* begin THE DATA *

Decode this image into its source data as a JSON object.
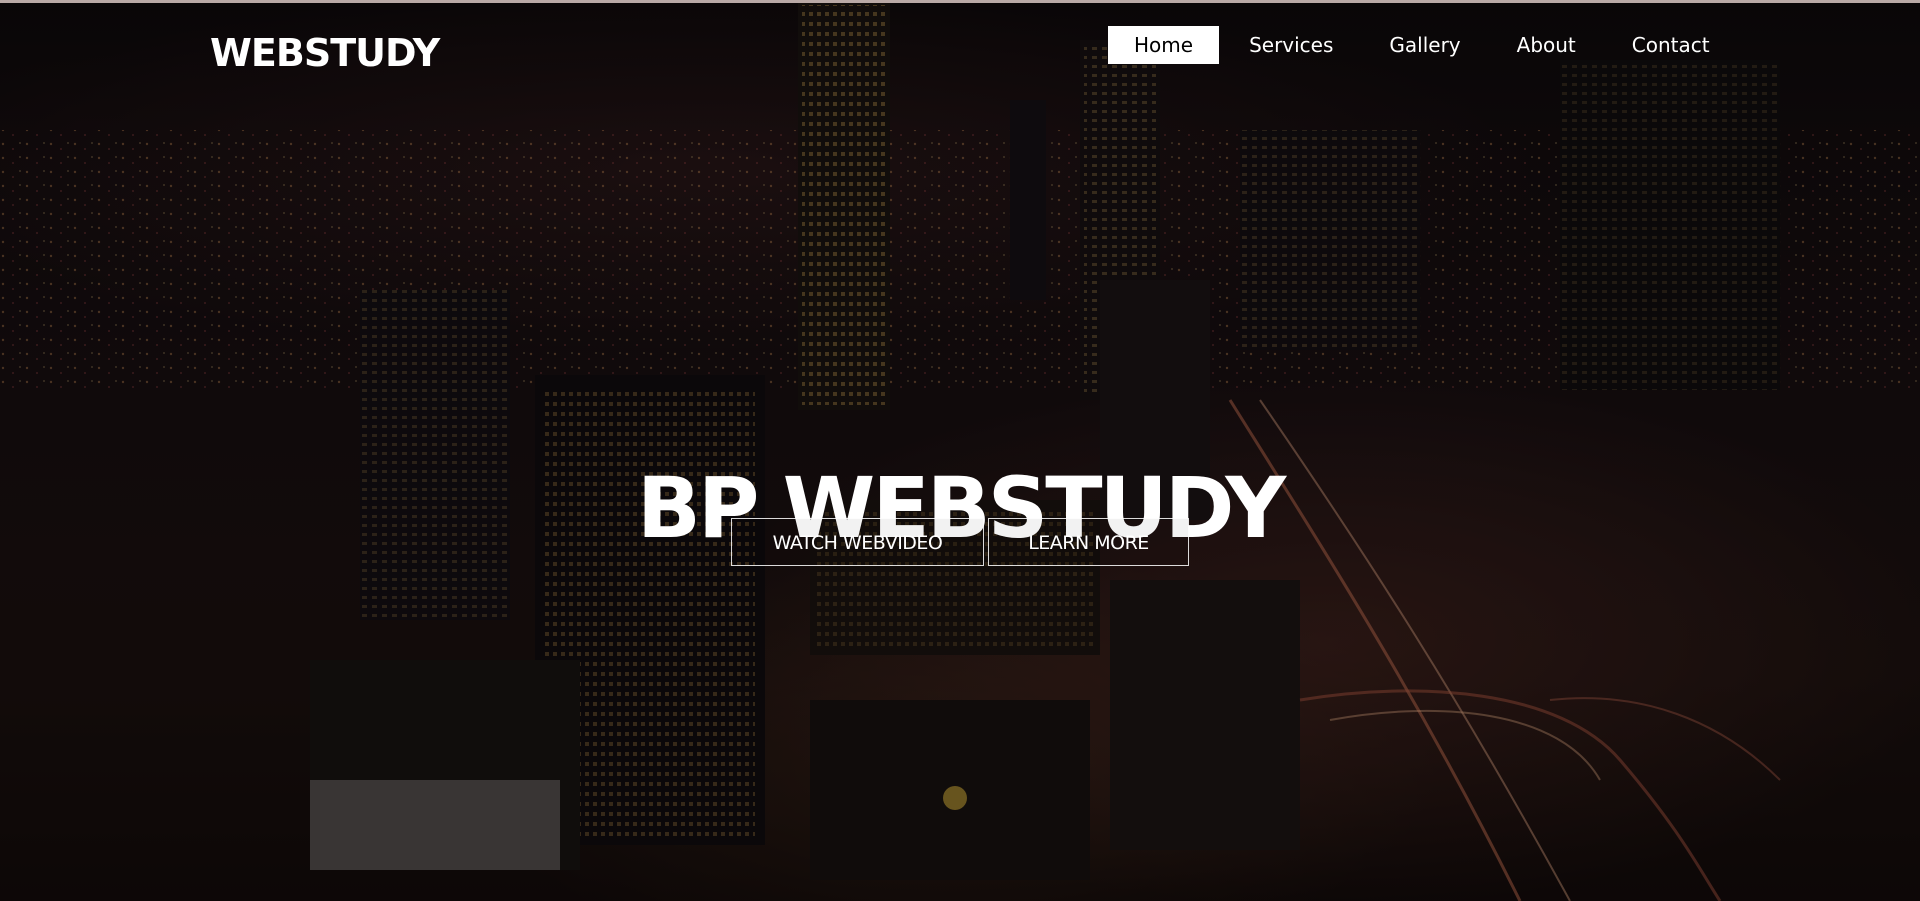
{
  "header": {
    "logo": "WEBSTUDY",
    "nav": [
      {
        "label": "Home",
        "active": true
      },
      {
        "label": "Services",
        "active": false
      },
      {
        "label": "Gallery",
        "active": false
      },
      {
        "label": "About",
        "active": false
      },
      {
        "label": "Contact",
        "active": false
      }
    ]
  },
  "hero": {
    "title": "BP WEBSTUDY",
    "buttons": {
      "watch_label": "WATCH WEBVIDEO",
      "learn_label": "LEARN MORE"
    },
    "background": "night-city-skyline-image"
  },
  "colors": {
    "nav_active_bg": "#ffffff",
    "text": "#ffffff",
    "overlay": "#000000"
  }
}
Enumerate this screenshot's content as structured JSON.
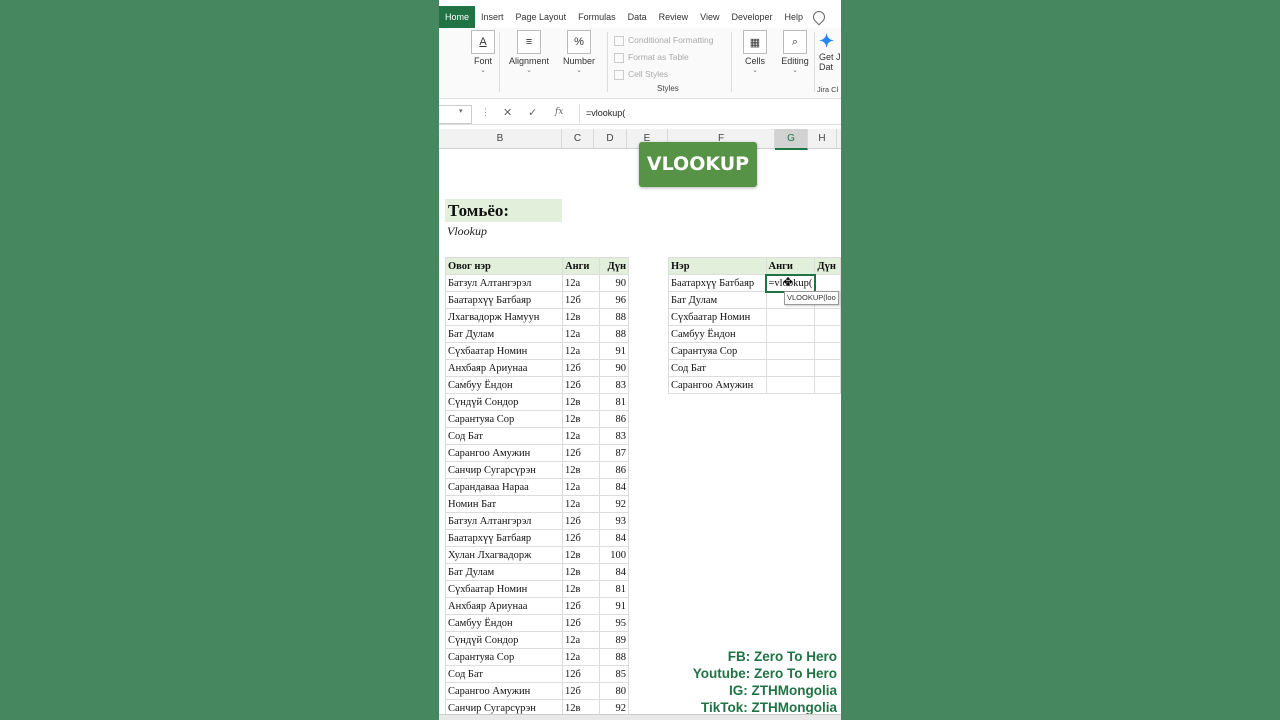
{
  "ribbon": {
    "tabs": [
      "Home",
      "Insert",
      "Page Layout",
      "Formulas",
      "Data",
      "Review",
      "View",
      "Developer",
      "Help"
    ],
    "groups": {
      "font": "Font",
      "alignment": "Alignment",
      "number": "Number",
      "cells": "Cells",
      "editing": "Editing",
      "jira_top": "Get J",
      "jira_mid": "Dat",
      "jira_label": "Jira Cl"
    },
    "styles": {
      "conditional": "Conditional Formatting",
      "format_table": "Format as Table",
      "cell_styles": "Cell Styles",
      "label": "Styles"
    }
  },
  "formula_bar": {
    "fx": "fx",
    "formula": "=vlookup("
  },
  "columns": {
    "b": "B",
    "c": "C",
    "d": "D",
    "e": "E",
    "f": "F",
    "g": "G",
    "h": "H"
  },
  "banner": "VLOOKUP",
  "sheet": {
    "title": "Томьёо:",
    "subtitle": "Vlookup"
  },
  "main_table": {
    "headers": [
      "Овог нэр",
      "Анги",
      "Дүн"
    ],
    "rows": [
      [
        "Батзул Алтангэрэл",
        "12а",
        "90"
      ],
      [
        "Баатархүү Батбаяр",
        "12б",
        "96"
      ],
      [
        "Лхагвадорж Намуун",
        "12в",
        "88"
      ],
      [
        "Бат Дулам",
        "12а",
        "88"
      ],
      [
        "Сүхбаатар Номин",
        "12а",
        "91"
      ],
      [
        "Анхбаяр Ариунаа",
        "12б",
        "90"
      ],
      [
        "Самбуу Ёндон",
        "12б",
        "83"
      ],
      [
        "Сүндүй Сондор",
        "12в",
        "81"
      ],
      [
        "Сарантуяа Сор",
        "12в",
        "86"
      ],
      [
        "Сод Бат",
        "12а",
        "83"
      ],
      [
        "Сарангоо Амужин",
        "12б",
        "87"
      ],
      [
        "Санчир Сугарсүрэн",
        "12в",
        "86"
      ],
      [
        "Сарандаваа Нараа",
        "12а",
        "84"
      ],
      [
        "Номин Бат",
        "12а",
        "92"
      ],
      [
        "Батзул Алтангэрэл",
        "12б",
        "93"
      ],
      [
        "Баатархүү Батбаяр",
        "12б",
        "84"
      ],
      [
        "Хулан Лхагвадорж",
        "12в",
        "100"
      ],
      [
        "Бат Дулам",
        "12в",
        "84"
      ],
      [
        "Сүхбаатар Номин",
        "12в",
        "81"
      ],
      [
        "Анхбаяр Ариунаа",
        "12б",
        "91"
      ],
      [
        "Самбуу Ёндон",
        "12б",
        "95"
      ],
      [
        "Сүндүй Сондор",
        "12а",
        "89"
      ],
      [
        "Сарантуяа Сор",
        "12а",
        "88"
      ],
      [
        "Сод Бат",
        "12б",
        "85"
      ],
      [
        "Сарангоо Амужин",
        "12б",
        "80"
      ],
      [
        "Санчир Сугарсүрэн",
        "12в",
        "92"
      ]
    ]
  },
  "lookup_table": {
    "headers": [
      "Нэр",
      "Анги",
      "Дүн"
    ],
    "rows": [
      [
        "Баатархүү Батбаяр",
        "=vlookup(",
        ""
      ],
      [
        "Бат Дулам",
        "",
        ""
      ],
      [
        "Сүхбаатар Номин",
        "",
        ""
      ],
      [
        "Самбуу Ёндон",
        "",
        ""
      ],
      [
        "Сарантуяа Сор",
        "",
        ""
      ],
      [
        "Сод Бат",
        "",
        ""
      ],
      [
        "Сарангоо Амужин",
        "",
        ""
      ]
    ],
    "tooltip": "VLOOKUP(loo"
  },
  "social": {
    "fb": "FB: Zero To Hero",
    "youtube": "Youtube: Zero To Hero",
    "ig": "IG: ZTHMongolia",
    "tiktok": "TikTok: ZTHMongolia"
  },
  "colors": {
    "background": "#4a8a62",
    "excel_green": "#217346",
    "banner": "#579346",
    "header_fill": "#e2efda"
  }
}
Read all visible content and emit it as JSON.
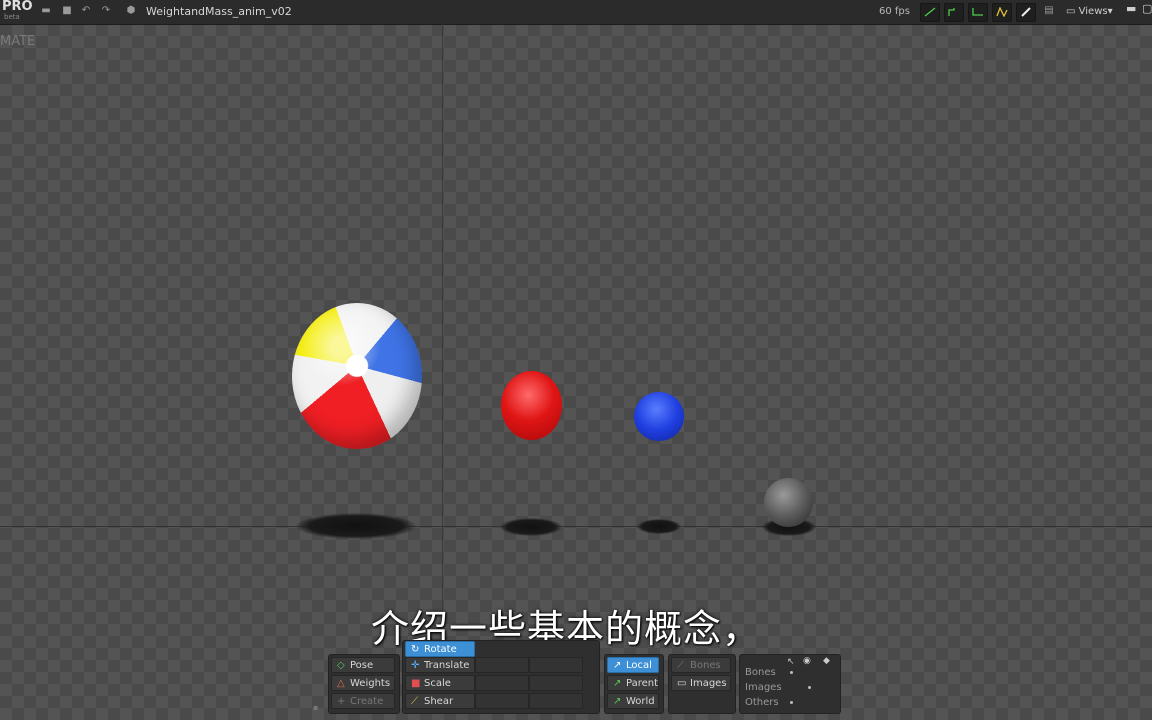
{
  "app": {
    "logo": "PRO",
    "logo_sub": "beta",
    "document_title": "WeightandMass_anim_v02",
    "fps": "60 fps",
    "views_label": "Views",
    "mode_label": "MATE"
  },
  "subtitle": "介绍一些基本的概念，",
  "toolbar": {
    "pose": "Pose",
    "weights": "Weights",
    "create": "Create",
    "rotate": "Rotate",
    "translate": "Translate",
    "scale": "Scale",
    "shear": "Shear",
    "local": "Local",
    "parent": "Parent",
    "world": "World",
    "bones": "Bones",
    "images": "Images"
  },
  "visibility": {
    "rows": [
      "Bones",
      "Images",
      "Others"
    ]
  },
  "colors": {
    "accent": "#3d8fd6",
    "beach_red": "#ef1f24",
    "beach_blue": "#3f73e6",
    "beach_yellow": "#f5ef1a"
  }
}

* end THE DATA *

:: STATED GOAL ::
Look through the data above. Copy every line with the string "subtitle" in it.

:: WORKED SOLUTION ::
    "subtitle": "Vlookup"
  "subtitle": "介绍一些基本的概念，",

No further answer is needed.